─── Dataset rows

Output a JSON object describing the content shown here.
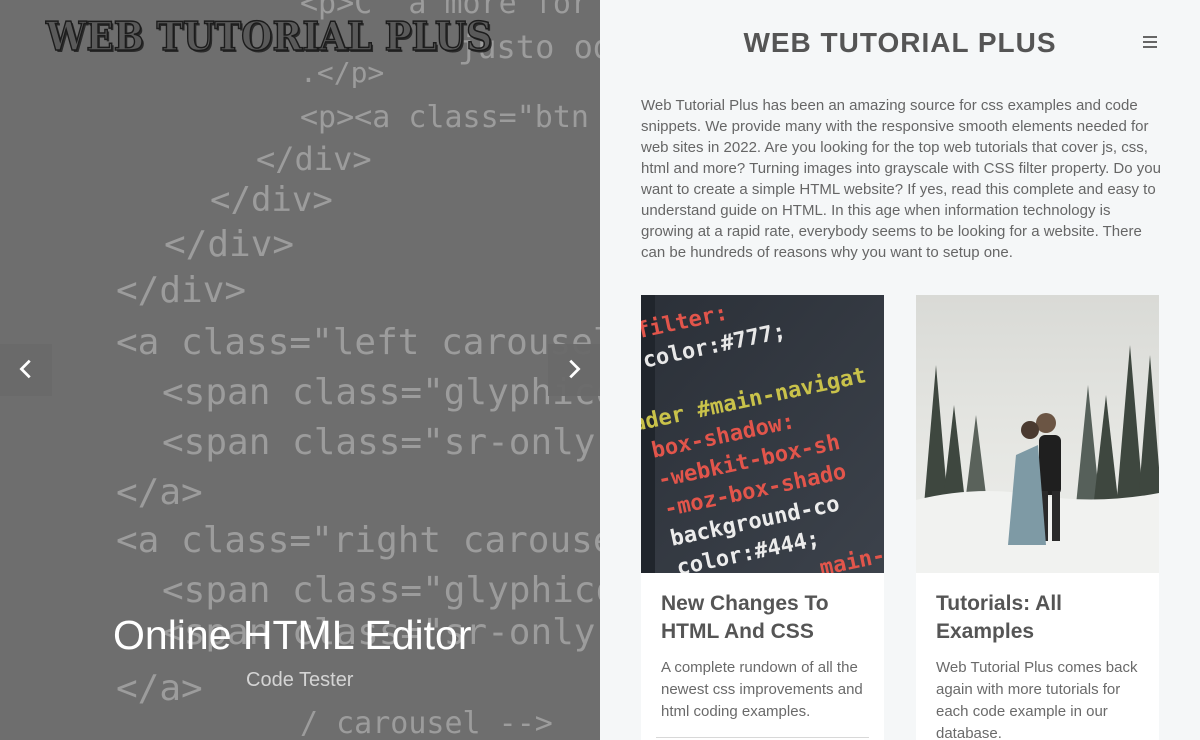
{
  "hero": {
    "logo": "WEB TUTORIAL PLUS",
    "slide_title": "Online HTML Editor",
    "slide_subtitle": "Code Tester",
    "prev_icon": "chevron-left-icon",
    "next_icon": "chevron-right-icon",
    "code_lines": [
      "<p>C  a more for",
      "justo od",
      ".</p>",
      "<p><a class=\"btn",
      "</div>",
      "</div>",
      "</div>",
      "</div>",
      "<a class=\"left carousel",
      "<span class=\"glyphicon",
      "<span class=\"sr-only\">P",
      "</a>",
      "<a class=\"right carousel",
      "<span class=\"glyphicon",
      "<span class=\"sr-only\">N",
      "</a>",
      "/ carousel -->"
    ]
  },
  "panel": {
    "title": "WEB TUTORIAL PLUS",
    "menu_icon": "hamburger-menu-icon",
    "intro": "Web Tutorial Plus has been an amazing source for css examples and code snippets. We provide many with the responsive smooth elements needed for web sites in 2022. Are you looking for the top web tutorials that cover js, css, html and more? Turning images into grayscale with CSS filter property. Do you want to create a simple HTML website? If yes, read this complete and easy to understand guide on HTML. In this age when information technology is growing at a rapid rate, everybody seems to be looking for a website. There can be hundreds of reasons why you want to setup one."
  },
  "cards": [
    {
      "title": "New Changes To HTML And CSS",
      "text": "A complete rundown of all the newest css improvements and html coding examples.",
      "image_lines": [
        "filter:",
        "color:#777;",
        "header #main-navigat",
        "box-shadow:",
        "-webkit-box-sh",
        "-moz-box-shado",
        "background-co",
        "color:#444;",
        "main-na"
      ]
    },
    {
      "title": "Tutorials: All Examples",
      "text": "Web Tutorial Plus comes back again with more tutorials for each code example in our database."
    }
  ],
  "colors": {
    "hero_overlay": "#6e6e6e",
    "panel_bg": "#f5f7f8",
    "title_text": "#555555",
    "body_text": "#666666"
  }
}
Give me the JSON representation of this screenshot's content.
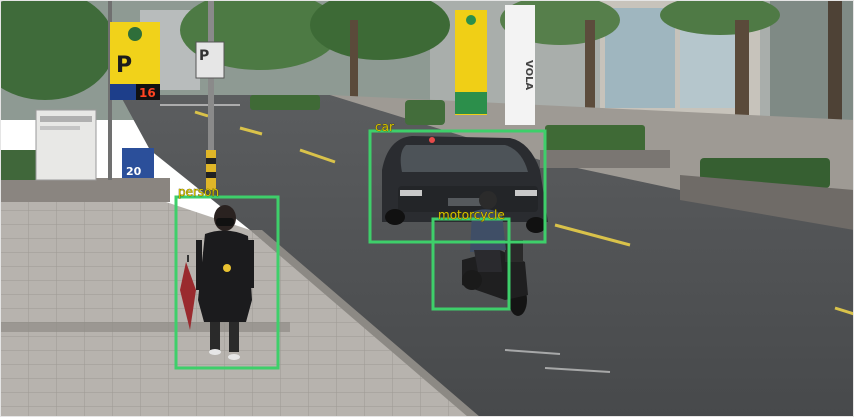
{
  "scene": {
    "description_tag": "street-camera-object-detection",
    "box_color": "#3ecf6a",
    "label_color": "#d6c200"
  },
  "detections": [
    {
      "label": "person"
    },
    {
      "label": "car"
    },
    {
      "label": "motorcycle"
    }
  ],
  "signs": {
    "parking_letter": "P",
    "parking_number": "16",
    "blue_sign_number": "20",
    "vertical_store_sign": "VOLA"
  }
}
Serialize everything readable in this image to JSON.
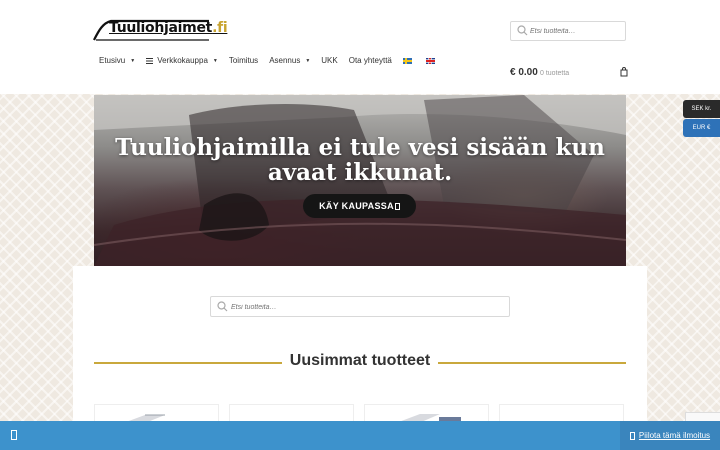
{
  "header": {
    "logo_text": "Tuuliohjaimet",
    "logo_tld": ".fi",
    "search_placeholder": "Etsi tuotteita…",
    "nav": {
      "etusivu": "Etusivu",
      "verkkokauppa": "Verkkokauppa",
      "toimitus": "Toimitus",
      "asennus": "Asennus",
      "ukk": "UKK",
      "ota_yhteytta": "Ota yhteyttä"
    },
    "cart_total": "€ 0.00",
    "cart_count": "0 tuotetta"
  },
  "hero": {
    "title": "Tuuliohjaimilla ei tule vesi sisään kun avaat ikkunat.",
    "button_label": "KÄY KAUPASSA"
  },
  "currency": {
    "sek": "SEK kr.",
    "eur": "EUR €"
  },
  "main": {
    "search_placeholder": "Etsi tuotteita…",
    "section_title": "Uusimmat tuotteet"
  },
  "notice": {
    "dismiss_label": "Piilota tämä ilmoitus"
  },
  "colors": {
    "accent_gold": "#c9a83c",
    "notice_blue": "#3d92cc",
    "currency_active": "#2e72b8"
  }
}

──────
─── Dataset rows

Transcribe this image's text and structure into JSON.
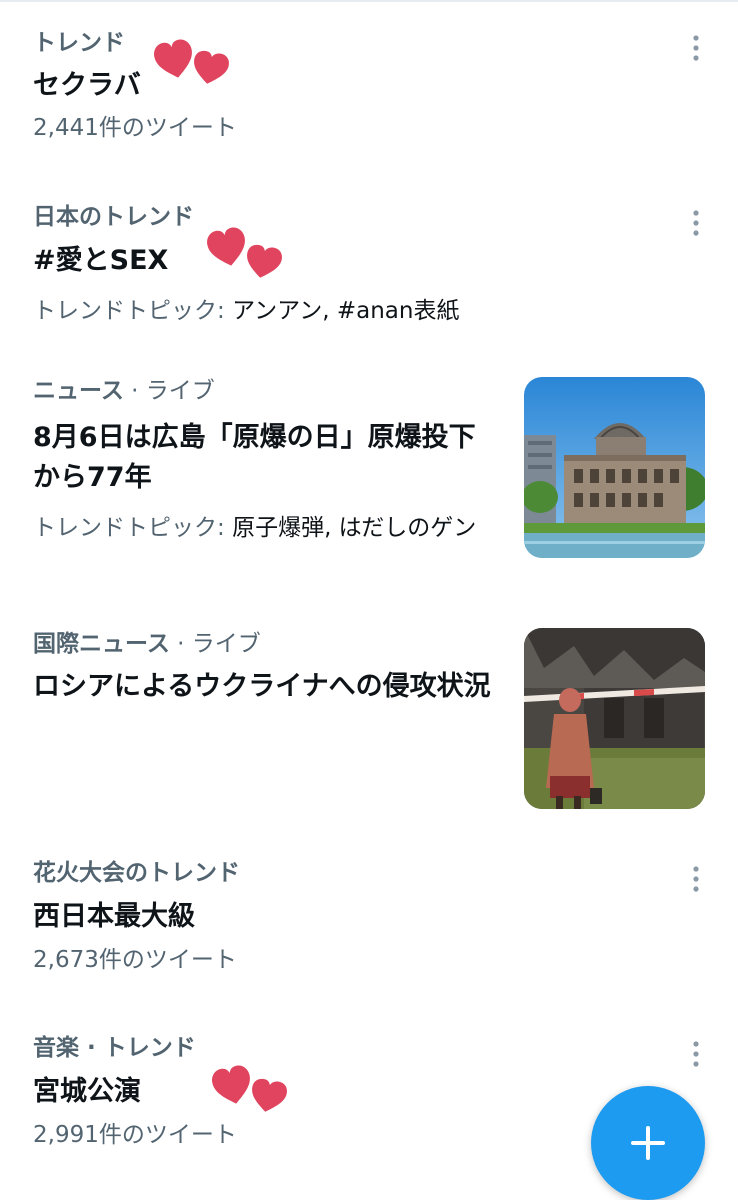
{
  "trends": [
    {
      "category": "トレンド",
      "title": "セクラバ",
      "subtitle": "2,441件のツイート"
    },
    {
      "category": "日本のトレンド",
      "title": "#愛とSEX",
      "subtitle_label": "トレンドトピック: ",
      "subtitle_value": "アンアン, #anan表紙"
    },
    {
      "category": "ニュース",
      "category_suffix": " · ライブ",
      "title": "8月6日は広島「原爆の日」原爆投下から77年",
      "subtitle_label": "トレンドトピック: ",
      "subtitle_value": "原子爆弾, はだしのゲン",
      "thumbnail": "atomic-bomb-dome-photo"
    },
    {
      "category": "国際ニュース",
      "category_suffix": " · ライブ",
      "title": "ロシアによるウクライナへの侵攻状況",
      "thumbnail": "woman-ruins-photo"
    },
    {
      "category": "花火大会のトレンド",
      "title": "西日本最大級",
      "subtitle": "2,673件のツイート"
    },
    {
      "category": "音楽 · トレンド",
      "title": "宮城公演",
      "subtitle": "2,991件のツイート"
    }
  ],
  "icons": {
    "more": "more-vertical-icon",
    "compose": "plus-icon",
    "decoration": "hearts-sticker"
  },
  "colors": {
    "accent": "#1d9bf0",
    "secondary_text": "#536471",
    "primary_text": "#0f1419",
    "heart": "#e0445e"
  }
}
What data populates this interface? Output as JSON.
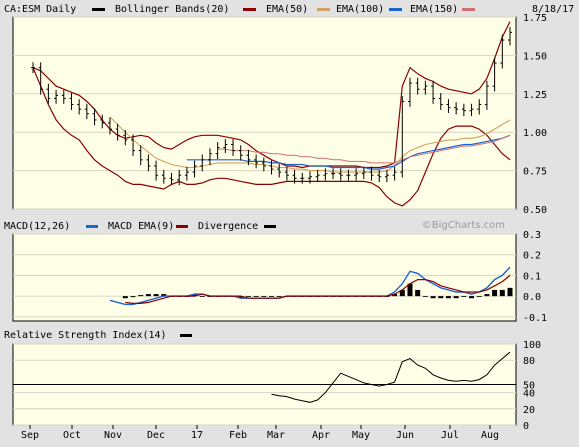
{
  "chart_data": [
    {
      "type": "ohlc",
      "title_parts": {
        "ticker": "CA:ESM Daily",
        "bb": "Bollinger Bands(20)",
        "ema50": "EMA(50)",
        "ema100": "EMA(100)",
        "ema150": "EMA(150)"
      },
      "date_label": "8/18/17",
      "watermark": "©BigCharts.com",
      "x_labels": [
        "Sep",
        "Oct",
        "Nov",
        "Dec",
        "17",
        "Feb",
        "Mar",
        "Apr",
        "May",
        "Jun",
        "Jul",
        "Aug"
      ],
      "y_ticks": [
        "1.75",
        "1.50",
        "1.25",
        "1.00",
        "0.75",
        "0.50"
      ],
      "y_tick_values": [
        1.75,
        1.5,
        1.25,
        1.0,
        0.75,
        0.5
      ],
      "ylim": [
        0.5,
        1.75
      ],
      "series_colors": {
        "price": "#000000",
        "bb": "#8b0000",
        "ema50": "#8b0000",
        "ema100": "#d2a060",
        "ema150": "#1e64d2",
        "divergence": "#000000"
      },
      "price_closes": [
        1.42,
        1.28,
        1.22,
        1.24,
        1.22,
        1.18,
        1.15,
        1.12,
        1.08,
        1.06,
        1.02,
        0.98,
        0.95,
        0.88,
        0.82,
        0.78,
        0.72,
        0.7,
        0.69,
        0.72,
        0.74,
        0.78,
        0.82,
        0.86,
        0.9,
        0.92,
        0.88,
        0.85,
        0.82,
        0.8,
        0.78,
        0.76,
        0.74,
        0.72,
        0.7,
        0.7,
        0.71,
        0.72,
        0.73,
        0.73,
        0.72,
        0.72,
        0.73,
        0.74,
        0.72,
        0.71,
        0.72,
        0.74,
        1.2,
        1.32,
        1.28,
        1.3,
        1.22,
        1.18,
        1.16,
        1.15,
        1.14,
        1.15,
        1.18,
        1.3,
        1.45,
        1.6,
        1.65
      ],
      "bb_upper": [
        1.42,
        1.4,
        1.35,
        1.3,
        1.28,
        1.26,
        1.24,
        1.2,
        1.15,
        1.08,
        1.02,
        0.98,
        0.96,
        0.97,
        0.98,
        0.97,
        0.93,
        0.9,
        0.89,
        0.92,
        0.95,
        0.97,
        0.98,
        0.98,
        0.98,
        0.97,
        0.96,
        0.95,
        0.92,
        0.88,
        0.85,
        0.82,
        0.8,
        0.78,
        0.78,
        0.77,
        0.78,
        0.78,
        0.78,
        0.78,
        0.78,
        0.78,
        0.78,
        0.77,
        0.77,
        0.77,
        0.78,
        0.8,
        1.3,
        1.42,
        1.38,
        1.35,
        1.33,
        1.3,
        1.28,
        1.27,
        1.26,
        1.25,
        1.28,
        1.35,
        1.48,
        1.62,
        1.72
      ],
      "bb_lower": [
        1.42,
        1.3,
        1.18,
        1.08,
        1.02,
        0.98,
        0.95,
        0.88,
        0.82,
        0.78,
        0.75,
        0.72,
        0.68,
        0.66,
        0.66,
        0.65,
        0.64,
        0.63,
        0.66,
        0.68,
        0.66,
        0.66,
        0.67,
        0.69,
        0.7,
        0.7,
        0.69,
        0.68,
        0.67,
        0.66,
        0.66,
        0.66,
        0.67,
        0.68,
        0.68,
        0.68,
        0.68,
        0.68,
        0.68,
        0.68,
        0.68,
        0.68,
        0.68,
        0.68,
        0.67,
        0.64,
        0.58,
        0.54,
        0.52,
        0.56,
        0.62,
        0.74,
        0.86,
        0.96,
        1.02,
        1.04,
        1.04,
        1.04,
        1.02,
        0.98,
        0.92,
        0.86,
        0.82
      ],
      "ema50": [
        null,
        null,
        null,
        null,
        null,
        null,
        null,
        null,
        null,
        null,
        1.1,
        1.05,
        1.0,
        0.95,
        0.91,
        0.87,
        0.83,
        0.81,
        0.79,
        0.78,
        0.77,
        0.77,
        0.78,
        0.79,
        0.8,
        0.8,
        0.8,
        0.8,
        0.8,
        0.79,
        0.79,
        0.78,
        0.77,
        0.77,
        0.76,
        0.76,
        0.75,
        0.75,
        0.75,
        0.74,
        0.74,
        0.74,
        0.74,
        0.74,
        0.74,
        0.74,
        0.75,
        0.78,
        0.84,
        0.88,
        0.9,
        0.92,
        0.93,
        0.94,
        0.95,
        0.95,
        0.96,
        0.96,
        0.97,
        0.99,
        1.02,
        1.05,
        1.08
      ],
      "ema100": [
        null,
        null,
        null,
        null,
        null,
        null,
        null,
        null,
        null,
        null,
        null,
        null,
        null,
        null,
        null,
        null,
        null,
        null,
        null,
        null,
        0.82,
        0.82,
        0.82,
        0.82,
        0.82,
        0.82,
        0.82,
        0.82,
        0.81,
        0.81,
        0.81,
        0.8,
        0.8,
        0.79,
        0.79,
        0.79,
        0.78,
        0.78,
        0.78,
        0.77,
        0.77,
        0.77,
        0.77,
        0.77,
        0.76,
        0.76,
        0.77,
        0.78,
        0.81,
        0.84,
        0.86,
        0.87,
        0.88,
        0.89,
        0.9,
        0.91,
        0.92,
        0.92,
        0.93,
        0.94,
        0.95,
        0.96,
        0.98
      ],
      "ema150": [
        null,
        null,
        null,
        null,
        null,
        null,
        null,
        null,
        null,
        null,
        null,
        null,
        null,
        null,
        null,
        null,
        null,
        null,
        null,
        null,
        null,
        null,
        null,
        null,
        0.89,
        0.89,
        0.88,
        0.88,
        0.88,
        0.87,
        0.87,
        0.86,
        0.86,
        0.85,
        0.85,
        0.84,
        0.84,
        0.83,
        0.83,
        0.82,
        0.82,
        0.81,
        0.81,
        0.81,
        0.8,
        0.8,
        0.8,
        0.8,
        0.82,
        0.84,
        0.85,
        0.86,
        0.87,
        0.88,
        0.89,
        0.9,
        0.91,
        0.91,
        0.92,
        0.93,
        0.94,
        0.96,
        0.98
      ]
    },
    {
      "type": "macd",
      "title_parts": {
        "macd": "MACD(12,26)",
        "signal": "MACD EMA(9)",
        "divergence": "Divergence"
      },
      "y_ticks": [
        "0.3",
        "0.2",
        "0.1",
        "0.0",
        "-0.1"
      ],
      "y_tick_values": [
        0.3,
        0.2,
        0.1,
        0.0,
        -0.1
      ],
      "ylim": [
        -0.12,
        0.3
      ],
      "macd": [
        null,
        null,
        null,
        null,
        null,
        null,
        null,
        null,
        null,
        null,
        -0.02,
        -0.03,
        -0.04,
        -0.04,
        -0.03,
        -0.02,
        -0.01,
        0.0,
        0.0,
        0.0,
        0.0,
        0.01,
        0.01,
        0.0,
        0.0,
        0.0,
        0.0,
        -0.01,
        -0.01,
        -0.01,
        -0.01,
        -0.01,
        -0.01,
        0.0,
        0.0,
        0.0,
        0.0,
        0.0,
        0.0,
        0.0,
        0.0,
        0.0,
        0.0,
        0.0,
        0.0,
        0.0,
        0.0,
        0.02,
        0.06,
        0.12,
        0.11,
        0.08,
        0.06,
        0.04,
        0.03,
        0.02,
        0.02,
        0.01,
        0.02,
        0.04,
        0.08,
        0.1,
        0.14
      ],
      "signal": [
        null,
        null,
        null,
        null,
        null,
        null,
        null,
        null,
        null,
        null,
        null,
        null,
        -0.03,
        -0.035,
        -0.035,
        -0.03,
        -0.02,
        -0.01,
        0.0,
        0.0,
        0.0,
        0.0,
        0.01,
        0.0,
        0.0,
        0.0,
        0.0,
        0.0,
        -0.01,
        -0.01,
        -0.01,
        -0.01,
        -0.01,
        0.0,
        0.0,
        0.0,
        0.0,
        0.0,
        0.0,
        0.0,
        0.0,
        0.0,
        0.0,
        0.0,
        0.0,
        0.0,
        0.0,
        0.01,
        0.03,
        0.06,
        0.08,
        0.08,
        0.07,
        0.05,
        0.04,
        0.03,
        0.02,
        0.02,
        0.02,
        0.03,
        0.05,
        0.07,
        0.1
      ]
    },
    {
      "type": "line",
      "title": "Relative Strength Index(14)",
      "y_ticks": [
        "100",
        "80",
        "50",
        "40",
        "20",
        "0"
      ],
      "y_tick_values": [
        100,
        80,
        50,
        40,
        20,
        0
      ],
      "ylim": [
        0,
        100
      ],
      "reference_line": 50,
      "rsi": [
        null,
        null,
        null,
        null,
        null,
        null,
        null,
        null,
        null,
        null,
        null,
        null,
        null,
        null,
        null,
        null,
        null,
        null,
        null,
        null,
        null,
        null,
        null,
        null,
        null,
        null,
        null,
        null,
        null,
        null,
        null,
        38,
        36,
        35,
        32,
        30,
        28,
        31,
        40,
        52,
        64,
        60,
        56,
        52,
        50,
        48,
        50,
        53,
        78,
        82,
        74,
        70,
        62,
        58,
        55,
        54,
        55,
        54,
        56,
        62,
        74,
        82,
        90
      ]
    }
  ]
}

──────

Instruction — Extract every line above containing the word "left".

Expected output —
    "prev_icon": "chevron-left-icon",
      "<a class=\"left carousel",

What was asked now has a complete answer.